→ What you will do
List all lines in the material below that contain "Configurações".

→ Records for this task
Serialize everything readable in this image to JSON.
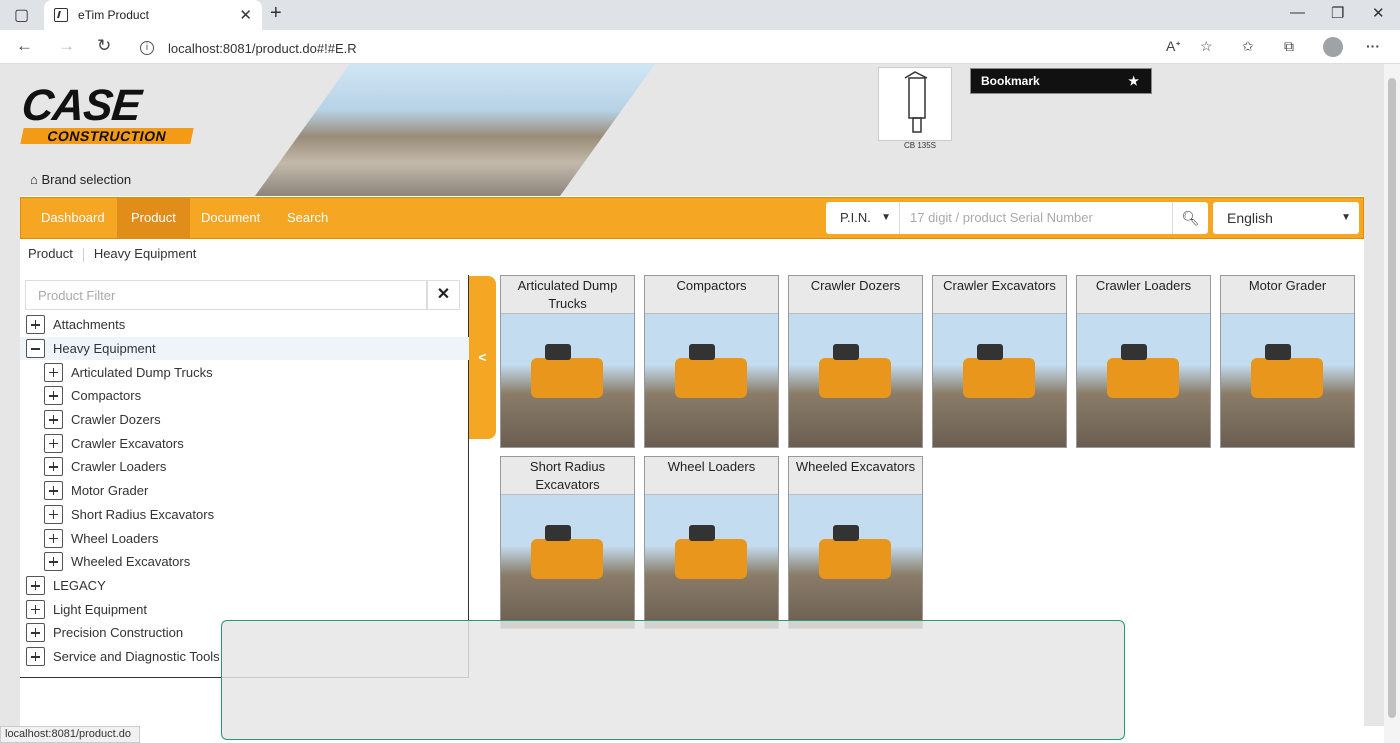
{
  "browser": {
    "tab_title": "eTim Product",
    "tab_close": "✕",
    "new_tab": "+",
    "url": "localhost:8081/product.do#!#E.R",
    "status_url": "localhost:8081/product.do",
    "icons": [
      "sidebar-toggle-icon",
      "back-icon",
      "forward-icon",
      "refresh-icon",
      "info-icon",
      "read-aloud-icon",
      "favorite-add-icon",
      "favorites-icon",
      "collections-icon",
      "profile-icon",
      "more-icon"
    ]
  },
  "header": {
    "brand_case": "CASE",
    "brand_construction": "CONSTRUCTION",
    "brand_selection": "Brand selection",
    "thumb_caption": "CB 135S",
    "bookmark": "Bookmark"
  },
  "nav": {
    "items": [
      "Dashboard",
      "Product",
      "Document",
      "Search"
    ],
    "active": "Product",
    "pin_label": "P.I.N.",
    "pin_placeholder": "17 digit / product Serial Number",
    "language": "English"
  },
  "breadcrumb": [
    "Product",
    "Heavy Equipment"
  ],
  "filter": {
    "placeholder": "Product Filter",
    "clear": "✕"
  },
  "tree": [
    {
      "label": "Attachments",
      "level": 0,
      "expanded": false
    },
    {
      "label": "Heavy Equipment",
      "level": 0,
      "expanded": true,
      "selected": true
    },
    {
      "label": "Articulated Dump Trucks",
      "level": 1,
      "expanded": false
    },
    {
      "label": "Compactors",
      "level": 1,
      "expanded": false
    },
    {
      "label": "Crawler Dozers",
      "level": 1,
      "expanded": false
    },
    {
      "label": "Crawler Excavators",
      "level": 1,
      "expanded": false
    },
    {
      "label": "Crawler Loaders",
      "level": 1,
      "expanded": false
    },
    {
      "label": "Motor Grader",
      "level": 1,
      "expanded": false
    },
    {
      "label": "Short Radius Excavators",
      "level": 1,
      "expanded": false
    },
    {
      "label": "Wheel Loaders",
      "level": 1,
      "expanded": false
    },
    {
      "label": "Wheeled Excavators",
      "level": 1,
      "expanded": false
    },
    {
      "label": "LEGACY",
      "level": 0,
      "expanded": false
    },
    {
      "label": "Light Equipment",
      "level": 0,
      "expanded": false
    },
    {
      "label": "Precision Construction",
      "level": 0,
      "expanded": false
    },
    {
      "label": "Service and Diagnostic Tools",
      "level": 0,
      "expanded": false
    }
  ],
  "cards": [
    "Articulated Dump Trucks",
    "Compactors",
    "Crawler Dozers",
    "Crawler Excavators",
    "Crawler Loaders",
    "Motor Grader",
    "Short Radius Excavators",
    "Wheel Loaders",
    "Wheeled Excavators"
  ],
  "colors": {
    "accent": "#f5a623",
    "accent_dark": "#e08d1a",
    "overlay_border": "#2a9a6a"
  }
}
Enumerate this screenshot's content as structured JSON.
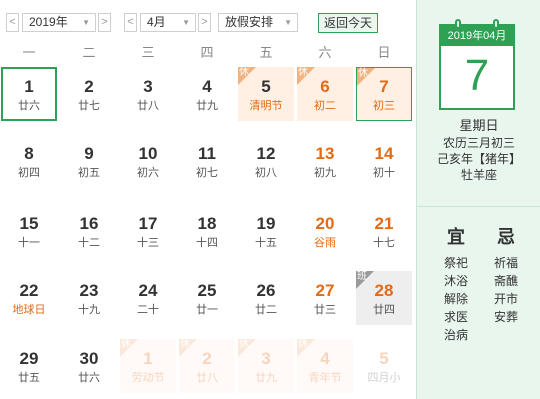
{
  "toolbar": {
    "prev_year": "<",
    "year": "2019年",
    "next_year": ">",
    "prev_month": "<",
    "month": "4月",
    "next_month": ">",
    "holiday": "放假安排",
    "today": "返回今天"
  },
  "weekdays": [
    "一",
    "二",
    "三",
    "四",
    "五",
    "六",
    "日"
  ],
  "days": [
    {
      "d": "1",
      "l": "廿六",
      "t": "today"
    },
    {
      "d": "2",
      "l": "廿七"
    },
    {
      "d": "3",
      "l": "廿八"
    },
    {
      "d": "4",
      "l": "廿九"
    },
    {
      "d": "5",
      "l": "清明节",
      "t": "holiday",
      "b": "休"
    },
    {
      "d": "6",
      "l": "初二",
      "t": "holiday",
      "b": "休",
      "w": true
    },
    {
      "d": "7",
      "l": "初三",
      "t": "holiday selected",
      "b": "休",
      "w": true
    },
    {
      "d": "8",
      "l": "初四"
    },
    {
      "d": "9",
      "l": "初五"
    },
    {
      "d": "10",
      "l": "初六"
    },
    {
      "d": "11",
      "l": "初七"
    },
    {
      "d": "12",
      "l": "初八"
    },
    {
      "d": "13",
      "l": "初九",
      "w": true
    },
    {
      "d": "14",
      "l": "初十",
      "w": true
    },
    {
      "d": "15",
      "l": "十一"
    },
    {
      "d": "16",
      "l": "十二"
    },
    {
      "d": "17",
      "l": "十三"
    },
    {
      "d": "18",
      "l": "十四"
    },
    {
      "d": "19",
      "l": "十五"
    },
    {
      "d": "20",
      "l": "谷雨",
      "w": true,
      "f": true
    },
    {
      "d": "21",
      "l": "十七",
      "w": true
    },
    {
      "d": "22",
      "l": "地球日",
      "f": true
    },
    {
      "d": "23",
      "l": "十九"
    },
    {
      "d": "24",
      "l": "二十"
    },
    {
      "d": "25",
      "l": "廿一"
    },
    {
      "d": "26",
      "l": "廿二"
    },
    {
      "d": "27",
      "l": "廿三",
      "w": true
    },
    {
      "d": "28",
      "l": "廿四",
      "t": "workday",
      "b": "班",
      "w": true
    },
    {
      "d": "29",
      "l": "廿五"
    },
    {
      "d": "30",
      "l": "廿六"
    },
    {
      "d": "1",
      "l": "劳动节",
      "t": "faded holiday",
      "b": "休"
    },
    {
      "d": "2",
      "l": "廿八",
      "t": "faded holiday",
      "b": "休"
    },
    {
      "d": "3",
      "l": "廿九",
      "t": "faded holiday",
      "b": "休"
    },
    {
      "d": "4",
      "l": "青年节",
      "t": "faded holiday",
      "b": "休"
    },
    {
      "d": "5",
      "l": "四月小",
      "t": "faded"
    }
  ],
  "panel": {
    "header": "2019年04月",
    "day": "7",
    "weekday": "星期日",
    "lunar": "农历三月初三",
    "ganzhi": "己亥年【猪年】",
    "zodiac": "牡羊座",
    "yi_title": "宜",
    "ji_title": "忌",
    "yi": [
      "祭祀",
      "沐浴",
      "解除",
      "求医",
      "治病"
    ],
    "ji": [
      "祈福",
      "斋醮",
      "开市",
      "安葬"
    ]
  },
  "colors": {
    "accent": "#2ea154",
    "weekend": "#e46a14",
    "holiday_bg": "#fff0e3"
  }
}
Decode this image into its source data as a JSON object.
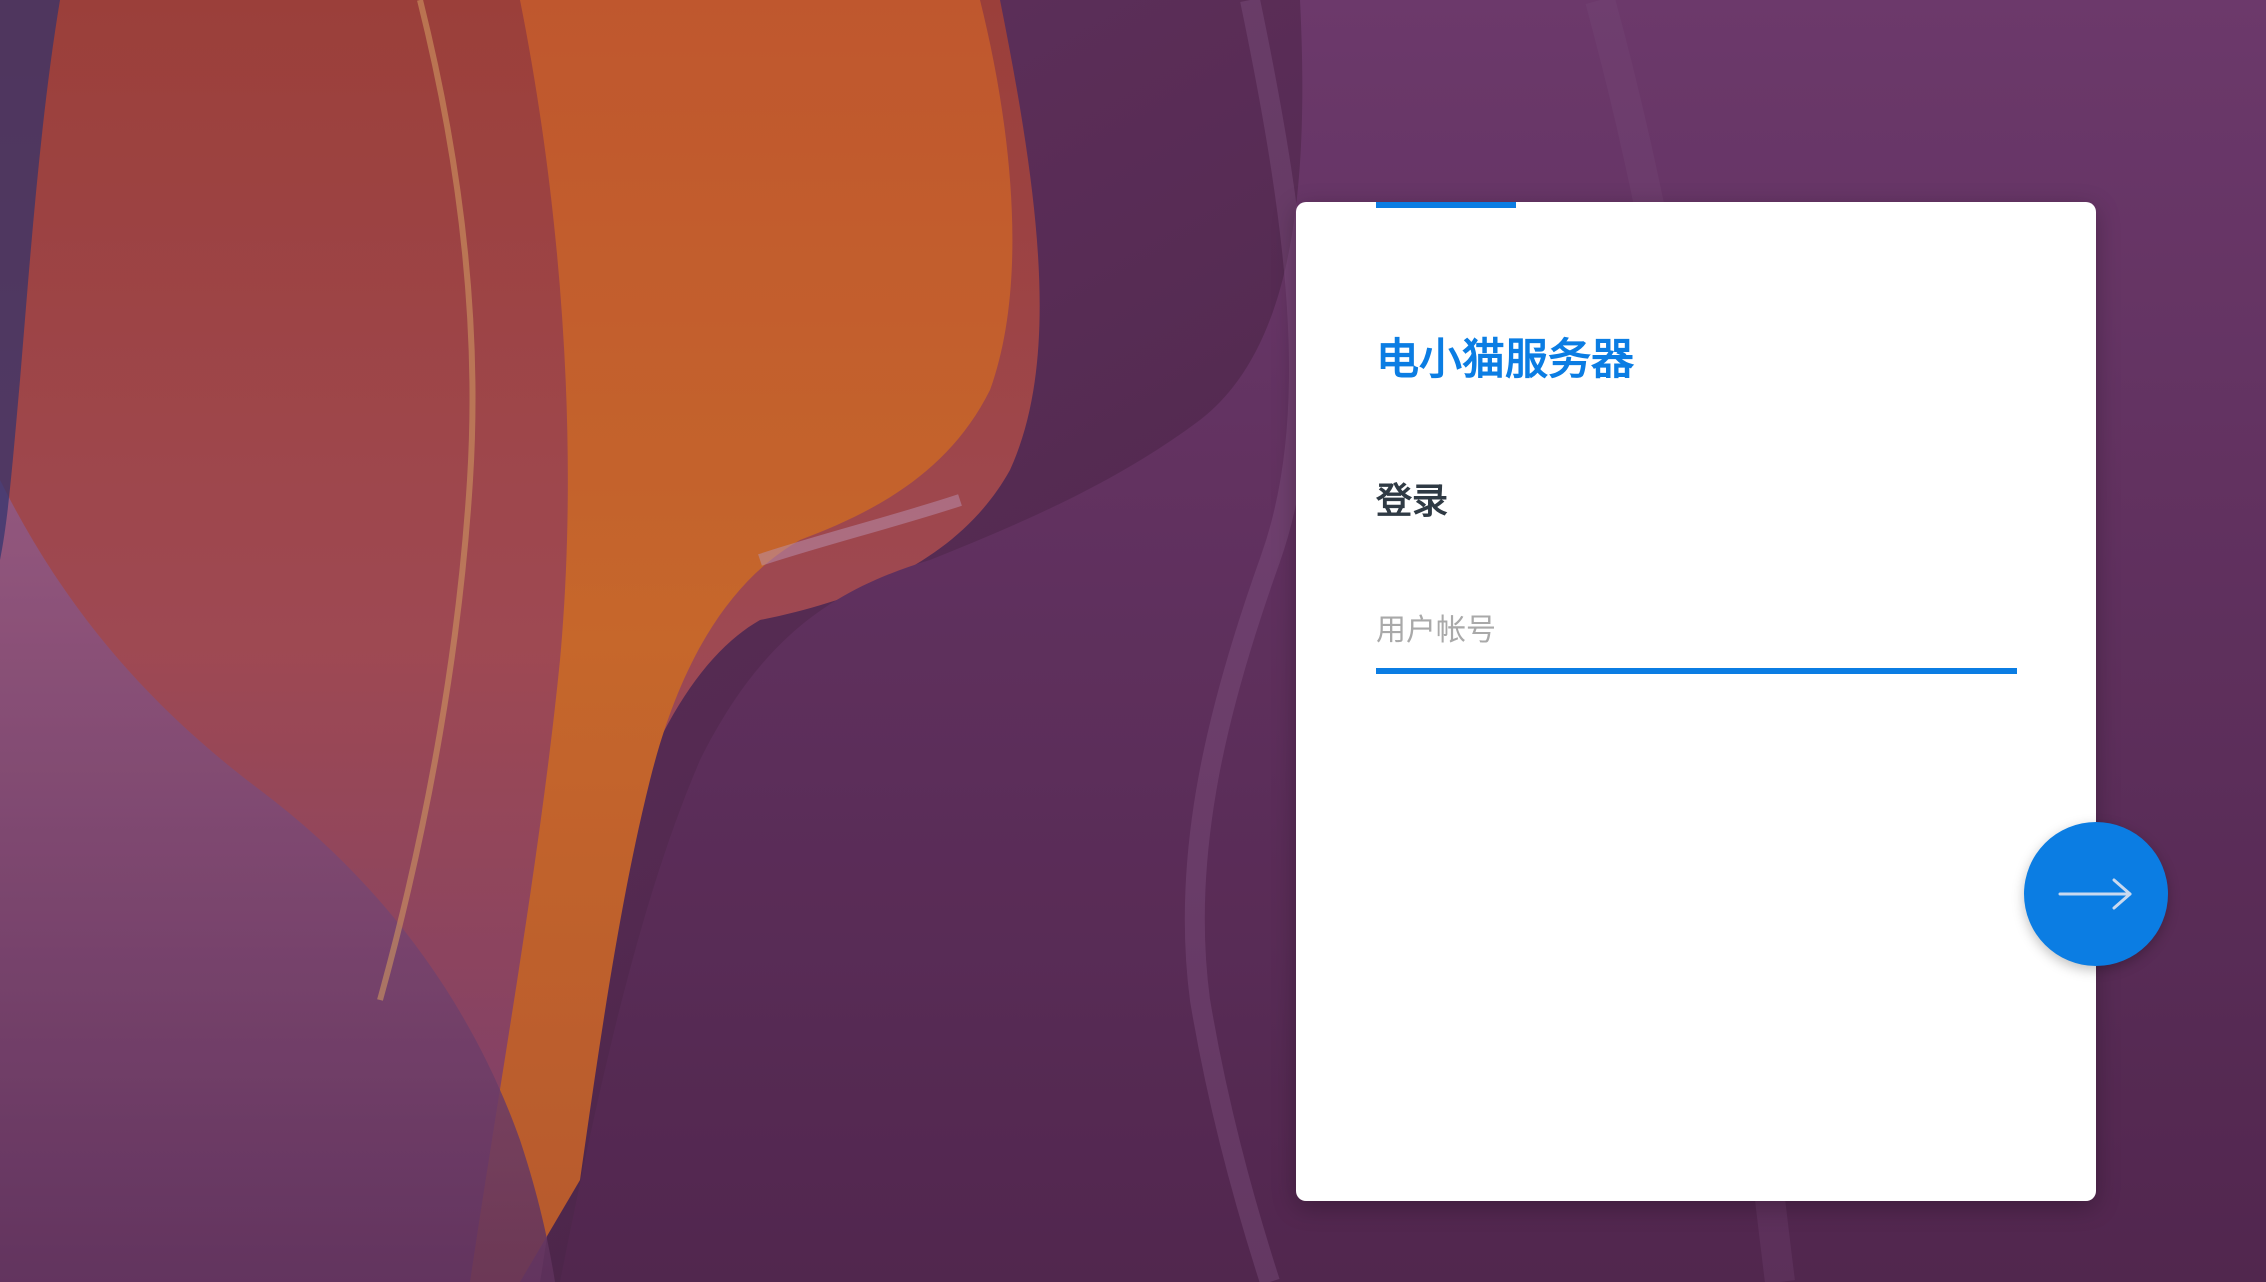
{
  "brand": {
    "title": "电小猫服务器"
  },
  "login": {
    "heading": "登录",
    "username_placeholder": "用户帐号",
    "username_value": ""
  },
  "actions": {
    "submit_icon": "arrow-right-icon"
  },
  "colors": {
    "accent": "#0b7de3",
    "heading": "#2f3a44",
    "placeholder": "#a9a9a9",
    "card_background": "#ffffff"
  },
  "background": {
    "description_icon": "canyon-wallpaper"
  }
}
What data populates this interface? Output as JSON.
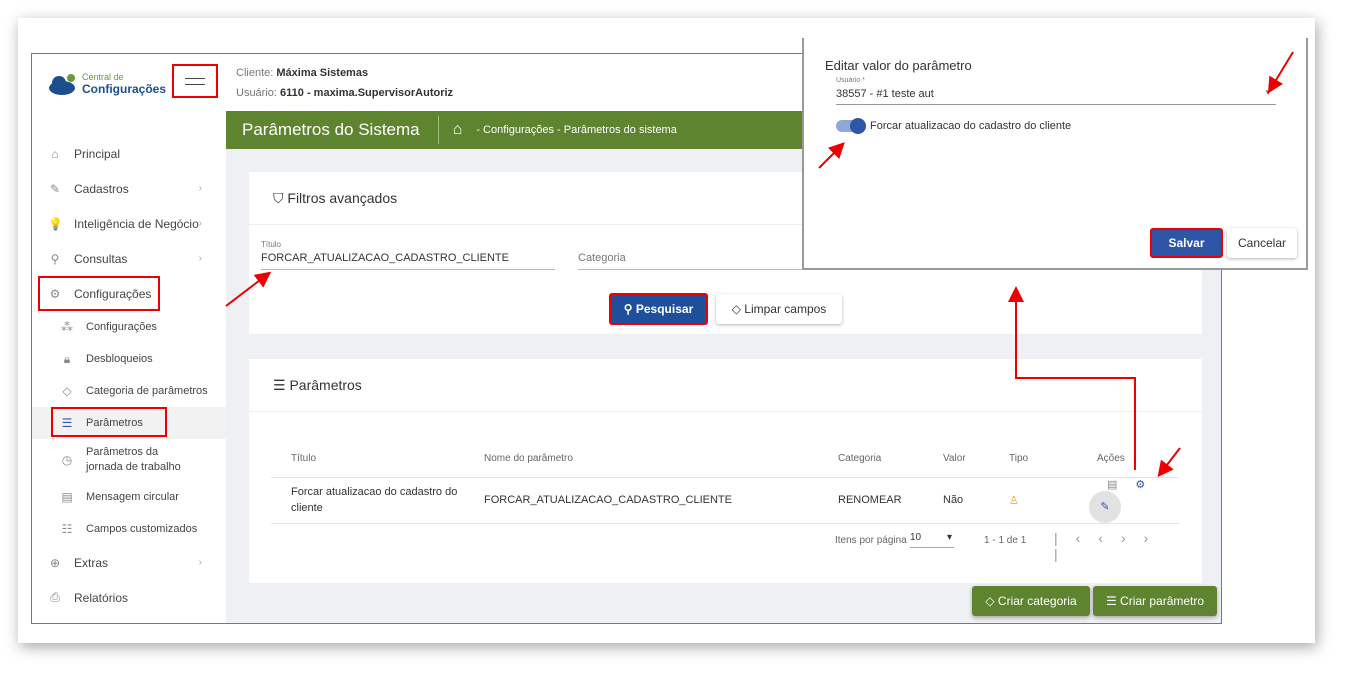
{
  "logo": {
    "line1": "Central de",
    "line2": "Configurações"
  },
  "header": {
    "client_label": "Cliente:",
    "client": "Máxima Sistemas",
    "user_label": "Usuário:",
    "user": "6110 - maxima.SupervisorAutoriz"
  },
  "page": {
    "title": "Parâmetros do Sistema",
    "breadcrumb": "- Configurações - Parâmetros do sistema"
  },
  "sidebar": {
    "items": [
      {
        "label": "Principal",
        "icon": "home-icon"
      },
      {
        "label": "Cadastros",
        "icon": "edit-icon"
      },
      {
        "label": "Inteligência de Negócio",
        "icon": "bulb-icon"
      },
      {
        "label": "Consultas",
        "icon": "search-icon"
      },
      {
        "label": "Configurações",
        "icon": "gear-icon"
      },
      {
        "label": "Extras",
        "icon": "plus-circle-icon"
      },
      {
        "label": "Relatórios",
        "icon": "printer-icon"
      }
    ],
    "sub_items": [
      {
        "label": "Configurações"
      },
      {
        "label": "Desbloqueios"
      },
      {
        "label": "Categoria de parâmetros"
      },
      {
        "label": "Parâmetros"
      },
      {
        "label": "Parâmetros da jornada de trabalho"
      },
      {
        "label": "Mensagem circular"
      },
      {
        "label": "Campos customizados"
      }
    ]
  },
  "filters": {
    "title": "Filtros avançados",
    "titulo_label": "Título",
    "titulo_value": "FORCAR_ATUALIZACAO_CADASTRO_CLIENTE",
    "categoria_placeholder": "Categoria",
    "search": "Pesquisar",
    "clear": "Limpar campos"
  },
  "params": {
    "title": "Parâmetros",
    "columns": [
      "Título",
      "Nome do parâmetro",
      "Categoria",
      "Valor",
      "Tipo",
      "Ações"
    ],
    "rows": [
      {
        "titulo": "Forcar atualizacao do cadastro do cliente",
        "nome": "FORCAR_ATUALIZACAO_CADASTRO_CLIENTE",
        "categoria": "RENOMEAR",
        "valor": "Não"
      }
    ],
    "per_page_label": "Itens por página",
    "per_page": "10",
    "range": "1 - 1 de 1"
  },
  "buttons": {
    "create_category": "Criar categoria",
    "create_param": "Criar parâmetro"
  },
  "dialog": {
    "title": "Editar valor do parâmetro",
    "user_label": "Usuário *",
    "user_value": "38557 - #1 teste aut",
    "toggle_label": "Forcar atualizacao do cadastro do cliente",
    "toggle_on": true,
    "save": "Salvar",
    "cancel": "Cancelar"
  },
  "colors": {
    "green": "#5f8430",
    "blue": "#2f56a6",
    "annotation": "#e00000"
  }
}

→ Result
    "line2": "Configurações"
    "breadcrumb": "- Configurações - Parâmetros do sistema"
        "label": "Configurações",
        "label": "Configurações"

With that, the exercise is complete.